--- WRITTEN REQUEST ---
Work through the data and report how many lines include the string "this", giving the number alone.

Collection entries:
------------------------------------------------------------

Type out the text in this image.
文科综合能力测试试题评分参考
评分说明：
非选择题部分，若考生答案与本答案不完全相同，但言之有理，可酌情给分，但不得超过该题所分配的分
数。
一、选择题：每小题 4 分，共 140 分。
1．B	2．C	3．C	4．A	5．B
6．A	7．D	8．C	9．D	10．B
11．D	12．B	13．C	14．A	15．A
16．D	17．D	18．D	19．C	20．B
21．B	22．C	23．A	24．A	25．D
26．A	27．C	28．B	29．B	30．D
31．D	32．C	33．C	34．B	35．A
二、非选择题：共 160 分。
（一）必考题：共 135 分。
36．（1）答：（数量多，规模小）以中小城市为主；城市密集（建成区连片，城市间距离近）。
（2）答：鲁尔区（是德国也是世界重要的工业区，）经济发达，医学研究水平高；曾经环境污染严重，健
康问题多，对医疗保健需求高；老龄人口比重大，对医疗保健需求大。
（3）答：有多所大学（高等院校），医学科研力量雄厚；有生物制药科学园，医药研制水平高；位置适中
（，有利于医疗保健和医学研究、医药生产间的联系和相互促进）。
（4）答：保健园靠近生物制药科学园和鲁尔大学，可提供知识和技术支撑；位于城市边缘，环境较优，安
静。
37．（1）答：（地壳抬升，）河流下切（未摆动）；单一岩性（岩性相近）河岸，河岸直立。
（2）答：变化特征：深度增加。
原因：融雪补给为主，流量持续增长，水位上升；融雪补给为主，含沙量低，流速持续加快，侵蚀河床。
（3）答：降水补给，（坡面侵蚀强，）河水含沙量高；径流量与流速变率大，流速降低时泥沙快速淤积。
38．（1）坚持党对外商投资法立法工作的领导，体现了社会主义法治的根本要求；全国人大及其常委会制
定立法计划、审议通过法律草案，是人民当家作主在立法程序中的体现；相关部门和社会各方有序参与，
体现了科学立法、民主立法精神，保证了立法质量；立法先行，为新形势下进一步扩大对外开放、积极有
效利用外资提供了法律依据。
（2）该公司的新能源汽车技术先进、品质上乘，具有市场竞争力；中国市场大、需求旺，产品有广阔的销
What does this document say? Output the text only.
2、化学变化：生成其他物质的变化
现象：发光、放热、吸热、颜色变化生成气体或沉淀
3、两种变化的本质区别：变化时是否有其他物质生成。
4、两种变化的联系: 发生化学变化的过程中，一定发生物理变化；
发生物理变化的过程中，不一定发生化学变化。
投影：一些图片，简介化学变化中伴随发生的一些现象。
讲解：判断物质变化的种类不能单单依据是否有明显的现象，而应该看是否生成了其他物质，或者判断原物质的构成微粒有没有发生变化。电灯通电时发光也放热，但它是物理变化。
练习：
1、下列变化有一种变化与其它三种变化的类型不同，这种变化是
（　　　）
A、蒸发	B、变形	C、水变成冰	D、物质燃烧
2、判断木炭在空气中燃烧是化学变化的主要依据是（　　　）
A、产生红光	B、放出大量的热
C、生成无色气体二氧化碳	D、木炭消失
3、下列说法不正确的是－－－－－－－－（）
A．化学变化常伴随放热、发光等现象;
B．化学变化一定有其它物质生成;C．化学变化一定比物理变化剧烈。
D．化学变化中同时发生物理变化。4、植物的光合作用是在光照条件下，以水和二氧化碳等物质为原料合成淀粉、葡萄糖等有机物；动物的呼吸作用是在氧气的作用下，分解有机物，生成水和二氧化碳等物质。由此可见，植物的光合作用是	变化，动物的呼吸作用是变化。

------------------------------------------------------------

--- TASK RESULT ---
2